* WHAT YOU ARE ASKED TO DO
In the patch discussion below, turn the paragraph that begins "It's an object with automatic storage duration" into a short list that keeps its main facts.

* SOURCE DOCUMENT
[PATCH] powerpc/64: Drop ppc_inst_as_str()

Jordan Niethe jniethe5 at gmail.com
Thu Jun 2 13:01:04 AEST 2022


On Thu, Jun 2, 2022 at 2:22 AM Segher Boessenkool
<segher at kernel.crashing.org> wrote:
>
> On Wed, Jun 01, 2022 at 08:43:01PM +1000, Michael Ellerman wrote:
> > Segher Boessenkool <segher at kernel.crashing.org> writes:
> > > Hi!
> > >
> > > On Tue, May 31, 2022 at 04:59:36PM +1000, Michael Ellerman wrote:
> > >> More problematically it doesn't compile at all with GCC 12, due to the
> > >> fact that it returns the char buffer declared inside the macro:
> > >
> > > It returns a pointer to a buffer on stack.  It is not valid C to access
> > > that buffer after the function has returned (and indeed it does not
> > > work, in general).
> >
> > It's a statement expression though, not a function. So it doesn't return
> > as such, that would be obviously wrong.
>
> Yes, wrong language, my bad.  But luckily it doesn't matter if this is a
> function or not anyway: the question is about scopes and lifetimes :-)
>
> > But I'm not a language lawyer, so presumably it's not valid to refer to
> > the variable after it's gone out of scope.
> >
> > Although we do use that same pattern in many places where the value of
> > the expression is a scalar type.
>
> It's an object with automatic storage duration.  Its lifetime ends when
> the scope is left, which is at the end of the statement expression, so
> before the object is used.

Records from a data collection
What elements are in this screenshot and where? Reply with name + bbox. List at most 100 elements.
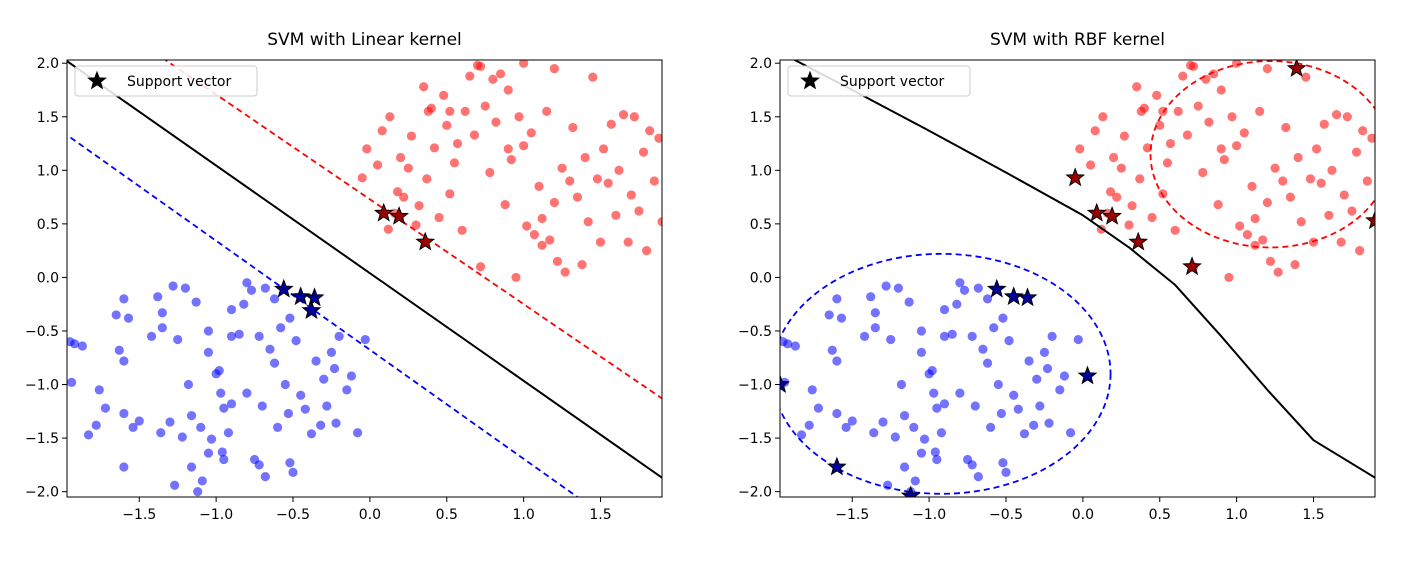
- y-tick-label: 0.0: [37, 270, 59, 286]
- positive-data-point: [1127, 201, 1137, 211]
- positive-data-point: [1336, 237, 1346, 247]
- x-tick-label: 0.5: [436, 507, 458, 523]
- positive-data-point: [529, 229, 539, 240]
- support-vector-marker: [1003, 286, 1024, 306]
- positive-data-point: [469, 130, 480, 140]
- x-tick-label: 1.5: [1302, 507, 1324, 523]
- negative-data-point: [342, 385, 352, 395]
- negative-data-point: [214, 366, 224, 376]
- positive-data-point: [1119, 131, 1129, 141]
- positive-data-point: [500, 199, 510, 210]
- negative-data-point: [783, 339, 793, 349]
- plot-title: SVM with Linear kernel: [267, 30, 462, 50]
- positive-data-point: [1285, 192, 1296, 202]
- legend-star-icon: [87, 70, 107, 90]
- positive-data-point: [511, 272, 521, 283]
- negative-data-point: [1042, 363, 1053, 374]
- positive-data-point: [1305, 174, 1316, 184]
- positive-data-point: [1242, 229, 1252, 240]
- negative-data-point: [346, 371, 357, 381]
- positive-data-point: [645, 126, 655, 136]
- negative-data-point: [193, 487, 203, 497]
- decision-boundary: [67, 60, 662, 479]
- negative-data-point: [1039, 347, 1050, 358]
- negative-data-point: [832, 408, 842, 419]
- negative-data-point: [254, 460, 264, 470]
- positive-data-point: [1132, 82, 1142, 92]
- negative-data-point: [306, 429, 317, 439]
- x-axis: −1.5 −1.0 −0.5 0.0 0.5 1.0 1.5: [122, 497, 612, 523]
- positive-data-point: [1358, 126, 1368, 136]
- negative-data-point: [217, 447, 227, 457]
- negative-data-point: [67, 377, 77, 387]
- positive-data-point: [638, 147, 649, 157]
- y-tick-label: −0.5: [738, 324, 772, 340]
- positive-data-point: [385, 112, 395, 122]
- positive-data-point: [480, 101, 490, 111]
- negative-data-point: [191, 297, 201, 307]
- positive-data-point: [362, 144, 372, 154]
- negative-data-point: [899, 462, 910, 472]
- negative-data-point: [973, 283, 983, 293]
- positive-data-point: [1239, 128, 1249, 138]
- negative-data-point: [978, 344, 988, 354]
- negative-data-point: [930, 447, 940, 457]
- axes-frame: [66, 59, 663, 498]
- legend: Support vector: [74, 65, 258, 97]
- y-tick-label: 1.5: [37, 110, 59, 126]
- negative-data-point: [1013, 404, 1023, 414]
- legend: Support vector: [787, 65, 971, 97]
- negative-data-point: [881, 281, 891, 291]
- negative-data-point: [296, 390, 306, 400]
- negative-data-point: [890, 432, 900, 442]
- positive-data-point: [1258, 235, 1268, 245]
- positive-data-point: [642, 246, 652, 256]
- positive-data-point: [1250, 240, 1260, 250]
- positive-data-point: [1255, 106, 1265, 117]
- positive-data-point: [449, 158, 460, 168]
- negative-data-point: [847, 416, 857, 426]
- positive-data-point: [634, 206, 644, 216]
- positive-data-point: [572, 192, 583, 202]
- y-tick-label: 2.0: [37, 56, 59, 72]
- negative-data-point: [206, 434, 217, 444]
- positive-data-point: [399, 192, 409, 202]
- negative-data-point: [128, 422, 138, 432]
- negative-data-point: [836, 313, 847, 323]
- negative-data-point: [322, 401, 332, 411]
- negative-data-point: [254, 331, 264, 341]
- negative-data-point: [986, 422, 996, 432]
- negative-data-point: [904, 297, 914, 307]
- positive-data-point: [465, 71, 475, 81]
- negative-data-point: [910, 476, 920, 486]
- negative-data-point: [246, 285, 257, 295]
- positive-data-point: [1147, 212, 1157, 223]
- positive-data-point: [383, 224, 393, 234]
- negative-data-point: [226, 399, 237, 409]
- decision-boundary: [792, 60, 1375, 479]
- positive-data-point: [1105, 187, 1116, 197]
- negative-data-point: [94, 385, 104, 395]
- positive-data-point: [495, 69, 506, 79]
- x-tick-label: −1.0: [912, 507, 946, 523]
- positive-data-point: [649, 176, 659, 186]
- negative-data-point: [1065, 428, 1076, 438]
- positive-data-point: [549, 197, 559, 208]
- negative-data-point: [153, 292, 163, 302]
- y-tick-label: 1.0: [750, 163, 772, 179]
- negative-data-point: [993, 379, 1003, 390]
- positive-data-point: [429, 143, 440, 153]
- negative-data-point: [1055, 385, 1065, 395]
- negative-data-point: [1044, 418, 1054, 428]
- negative-data-point: [952, 299, 962, 309]
- x-tick-label: −1.0: [199, 507, 233, 523]
- negative-data-point: [157, 308, 167, 318]
- negative-data-point: [173, 334, 183, 345]
- negative-data-point: [283, 408, 293, 419]
- x-tick-label: 1.0: [1225, 507, 1247, 523]
- negative-data-point: [111, 310, 121, 320]
- negative-data-point: [311, 356, 321, 366]
- positive-data-point: [549, 63, 559, 74]
- positive-data-point: [1347, 206, 1357, 216]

* COMPLETED EXERCISE
- The object has automatic storage duration.
- Its lifetime ends when its scope is left, at the end of the statement expression.
- So its lifetime is over before the object is used.